WHAT IS NEEDED =>
Scan the material for the word "values", and copy each line where it shows up.

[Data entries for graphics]
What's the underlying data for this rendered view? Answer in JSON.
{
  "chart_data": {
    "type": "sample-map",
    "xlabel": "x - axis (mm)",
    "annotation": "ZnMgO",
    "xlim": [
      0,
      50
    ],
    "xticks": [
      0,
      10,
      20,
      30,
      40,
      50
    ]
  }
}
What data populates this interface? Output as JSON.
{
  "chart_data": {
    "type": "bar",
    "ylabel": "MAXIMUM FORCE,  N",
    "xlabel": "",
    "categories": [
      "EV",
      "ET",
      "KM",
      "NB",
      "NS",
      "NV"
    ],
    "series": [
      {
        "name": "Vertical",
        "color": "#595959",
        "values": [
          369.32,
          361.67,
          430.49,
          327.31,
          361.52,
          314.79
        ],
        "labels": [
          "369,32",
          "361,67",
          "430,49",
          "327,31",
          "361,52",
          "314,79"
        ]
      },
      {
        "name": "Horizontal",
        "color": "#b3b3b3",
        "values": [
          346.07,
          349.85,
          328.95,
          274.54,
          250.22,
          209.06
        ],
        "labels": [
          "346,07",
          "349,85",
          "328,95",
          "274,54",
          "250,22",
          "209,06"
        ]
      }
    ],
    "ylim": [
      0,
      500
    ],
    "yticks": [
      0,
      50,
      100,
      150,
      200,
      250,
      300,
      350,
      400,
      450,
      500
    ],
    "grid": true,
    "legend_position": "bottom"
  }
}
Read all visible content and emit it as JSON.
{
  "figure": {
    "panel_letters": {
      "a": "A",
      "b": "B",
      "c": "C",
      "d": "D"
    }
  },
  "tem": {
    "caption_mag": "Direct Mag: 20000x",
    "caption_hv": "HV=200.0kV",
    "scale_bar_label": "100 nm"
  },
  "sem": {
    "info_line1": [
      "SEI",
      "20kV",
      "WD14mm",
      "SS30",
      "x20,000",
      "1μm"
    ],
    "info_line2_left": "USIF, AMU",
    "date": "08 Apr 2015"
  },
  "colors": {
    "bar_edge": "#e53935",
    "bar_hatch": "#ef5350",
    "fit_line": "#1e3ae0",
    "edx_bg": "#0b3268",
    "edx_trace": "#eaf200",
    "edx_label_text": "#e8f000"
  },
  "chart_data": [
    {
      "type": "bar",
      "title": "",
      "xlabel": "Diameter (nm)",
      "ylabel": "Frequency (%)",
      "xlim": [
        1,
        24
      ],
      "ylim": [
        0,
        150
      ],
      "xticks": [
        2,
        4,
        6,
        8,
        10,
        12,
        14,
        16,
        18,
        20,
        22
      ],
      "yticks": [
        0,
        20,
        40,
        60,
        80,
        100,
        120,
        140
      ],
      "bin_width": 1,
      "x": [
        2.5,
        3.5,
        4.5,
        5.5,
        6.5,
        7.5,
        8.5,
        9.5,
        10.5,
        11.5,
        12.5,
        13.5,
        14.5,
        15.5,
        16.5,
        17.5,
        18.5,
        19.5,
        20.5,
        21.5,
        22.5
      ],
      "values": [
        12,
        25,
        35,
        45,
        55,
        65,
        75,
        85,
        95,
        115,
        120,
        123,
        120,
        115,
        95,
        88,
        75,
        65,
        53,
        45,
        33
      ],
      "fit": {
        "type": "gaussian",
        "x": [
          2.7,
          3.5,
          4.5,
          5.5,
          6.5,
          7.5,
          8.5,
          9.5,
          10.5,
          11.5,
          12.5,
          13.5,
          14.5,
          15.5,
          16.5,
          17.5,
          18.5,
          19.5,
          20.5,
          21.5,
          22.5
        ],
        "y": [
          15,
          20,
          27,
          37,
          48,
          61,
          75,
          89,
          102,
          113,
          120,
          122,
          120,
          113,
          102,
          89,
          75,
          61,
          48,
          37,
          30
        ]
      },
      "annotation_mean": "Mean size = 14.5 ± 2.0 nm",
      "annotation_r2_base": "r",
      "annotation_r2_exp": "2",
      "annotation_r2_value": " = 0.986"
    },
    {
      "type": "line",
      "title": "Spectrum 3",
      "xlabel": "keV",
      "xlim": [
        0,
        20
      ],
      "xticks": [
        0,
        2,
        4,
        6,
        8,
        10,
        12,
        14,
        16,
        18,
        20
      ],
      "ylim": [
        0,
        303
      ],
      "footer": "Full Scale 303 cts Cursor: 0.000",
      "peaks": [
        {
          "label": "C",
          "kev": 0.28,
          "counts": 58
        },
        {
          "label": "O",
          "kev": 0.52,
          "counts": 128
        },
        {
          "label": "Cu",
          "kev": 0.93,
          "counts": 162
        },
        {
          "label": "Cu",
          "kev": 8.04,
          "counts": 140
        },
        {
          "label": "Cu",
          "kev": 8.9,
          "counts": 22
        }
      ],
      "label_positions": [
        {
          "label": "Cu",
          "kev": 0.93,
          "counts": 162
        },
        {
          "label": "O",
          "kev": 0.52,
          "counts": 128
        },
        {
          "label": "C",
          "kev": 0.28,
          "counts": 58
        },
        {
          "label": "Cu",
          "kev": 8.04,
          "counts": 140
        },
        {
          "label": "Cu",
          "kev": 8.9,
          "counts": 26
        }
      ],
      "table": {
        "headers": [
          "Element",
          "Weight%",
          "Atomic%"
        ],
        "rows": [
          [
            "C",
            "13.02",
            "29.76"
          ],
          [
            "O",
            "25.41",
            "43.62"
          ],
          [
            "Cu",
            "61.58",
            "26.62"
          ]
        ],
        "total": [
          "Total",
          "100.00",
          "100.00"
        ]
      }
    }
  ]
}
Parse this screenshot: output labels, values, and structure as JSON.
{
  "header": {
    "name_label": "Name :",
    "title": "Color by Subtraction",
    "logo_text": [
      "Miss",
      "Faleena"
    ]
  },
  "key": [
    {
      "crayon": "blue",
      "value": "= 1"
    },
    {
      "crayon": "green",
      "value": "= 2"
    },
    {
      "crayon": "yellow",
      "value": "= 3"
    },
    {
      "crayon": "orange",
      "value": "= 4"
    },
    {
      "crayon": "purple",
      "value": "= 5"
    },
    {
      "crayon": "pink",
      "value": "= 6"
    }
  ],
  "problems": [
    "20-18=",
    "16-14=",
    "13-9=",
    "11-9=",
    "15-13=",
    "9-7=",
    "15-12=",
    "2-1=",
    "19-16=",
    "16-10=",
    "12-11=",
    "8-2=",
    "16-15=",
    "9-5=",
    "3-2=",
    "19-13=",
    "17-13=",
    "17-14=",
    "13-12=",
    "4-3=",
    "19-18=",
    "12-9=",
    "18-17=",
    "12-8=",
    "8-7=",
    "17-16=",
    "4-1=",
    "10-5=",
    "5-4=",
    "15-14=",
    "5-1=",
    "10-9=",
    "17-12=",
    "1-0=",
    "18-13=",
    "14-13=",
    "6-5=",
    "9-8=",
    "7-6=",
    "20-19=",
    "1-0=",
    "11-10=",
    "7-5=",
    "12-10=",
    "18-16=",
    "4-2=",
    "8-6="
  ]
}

SOLVED EXERCISE =>
        "values": [
        "values": [
      "values": [
Parse this screenshot: output labels, values, and structure as JSON.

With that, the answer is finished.